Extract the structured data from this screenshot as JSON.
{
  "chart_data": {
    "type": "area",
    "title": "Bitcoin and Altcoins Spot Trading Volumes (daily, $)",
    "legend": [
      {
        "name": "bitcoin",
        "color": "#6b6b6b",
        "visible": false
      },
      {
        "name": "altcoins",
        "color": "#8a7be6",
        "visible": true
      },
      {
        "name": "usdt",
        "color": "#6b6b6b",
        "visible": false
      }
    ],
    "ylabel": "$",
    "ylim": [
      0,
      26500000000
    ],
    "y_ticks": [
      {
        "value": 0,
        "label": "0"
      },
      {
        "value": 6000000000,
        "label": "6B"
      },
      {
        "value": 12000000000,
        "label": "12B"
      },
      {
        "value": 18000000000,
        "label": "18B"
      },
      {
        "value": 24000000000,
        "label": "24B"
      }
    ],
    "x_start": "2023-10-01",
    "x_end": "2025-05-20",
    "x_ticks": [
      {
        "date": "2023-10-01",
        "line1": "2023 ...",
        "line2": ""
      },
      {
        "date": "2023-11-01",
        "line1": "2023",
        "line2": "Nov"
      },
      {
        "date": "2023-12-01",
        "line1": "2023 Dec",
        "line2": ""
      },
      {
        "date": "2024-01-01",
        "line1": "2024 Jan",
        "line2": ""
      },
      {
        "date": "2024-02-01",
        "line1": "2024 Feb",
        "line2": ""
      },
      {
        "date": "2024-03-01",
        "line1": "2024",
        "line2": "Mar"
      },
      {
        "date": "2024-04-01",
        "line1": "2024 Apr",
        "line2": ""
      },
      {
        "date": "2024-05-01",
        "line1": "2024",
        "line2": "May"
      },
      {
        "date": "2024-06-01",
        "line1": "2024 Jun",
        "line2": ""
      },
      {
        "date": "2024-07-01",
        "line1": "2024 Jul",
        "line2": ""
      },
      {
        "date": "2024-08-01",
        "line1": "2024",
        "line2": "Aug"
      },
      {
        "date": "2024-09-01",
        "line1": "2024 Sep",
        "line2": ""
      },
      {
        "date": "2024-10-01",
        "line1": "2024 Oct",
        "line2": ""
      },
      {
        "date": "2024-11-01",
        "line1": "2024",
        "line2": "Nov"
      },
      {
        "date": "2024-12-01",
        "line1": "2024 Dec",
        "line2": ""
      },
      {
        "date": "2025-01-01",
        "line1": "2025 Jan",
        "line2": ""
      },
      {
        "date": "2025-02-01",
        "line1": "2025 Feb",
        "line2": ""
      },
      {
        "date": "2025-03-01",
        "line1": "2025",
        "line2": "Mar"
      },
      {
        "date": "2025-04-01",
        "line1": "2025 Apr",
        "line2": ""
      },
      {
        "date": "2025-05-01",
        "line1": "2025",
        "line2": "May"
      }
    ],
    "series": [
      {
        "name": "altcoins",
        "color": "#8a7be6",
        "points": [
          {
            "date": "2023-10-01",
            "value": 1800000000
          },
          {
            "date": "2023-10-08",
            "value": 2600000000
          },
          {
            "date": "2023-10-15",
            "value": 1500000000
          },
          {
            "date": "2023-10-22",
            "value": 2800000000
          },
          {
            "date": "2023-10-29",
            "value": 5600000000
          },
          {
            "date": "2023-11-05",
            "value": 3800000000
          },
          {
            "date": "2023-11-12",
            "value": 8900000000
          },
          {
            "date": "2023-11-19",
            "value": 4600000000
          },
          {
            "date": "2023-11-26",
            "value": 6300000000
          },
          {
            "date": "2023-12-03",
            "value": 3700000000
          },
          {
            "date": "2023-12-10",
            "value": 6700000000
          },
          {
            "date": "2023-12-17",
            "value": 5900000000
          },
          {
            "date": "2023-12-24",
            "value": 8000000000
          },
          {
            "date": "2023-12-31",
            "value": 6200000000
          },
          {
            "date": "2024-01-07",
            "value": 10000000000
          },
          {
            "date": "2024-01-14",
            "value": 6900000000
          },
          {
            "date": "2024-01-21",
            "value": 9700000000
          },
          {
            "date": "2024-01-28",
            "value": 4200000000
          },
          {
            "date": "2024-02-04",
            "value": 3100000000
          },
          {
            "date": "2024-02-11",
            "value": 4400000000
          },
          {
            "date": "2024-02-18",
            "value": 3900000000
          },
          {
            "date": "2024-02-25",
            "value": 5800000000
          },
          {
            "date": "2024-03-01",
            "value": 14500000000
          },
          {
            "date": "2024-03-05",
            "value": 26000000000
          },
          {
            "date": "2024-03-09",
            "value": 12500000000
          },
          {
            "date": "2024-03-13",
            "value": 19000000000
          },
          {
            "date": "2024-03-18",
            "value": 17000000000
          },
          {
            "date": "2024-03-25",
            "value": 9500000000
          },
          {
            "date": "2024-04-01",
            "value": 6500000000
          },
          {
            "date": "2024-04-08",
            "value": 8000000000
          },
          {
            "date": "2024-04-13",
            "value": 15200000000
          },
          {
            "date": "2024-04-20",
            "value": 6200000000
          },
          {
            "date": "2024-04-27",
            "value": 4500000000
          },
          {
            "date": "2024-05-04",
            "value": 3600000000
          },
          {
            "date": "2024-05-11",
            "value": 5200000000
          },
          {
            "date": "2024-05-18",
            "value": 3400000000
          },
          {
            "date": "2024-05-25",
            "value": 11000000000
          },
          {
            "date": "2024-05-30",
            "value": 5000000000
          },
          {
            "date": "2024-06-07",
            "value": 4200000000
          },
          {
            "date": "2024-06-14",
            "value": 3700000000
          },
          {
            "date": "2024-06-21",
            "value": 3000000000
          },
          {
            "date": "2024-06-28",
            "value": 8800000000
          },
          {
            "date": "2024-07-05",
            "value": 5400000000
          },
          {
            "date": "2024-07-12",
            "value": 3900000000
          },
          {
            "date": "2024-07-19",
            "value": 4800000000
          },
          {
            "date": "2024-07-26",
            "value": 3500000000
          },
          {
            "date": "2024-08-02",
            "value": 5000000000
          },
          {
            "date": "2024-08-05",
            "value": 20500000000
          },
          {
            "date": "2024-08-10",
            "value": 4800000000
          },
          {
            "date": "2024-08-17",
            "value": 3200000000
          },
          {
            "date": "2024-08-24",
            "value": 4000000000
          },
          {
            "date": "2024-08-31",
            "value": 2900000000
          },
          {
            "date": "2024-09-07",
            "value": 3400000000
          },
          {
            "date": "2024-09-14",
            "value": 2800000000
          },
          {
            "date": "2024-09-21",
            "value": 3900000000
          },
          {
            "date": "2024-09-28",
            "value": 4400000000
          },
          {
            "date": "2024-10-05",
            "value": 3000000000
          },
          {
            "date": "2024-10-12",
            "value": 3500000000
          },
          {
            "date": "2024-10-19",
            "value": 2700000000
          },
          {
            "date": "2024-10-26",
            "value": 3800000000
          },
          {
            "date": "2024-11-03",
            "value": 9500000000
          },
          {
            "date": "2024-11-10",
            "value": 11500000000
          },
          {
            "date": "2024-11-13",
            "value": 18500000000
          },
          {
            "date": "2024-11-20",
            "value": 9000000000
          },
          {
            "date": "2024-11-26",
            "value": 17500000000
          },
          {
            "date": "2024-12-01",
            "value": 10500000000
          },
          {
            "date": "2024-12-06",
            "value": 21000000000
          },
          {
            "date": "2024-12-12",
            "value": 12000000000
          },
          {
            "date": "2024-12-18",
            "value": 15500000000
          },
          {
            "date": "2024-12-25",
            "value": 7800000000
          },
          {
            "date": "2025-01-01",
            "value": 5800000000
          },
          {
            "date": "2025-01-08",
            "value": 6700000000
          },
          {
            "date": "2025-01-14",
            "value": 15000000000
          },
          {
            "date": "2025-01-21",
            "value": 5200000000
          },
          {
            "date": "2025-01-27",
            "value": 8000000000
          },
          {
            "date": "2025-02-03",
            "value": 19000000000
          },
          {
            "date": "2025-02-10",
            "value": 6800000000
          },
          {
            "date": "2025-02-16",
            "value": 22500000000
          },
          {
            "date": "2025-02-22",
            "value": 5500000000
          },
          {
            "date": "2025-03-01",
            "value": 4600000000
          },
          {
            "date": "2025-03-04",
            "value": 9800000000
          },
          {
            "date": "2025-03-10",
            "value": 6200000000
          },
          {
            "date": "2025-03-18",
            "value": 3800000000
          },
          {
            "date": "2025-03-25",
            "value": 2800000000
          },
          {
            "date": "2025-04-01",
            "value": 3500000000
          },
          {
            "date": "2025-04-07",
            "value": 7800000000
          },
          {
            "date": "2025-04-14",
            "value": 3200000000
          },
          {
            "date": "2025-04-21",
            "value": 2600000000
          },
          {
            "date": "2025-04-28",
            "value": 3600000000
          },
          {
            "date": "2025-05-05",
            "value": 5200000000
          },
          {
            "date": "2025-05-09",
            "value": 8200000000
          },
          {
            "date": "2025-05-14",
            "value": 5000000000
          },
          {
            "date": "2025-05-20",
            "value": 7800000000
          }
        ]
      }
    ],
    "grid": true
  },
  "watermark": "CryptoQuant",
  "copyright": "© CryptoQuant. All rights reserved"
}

**BRIEF**
Copy every line of the material in which the word "CryptoQuant" occurs.

**RESULT OF THIS EXERCISE**
  "watermark": "CryptoQuant",
  "copyright": "© CryptoQuant. All rights reserved"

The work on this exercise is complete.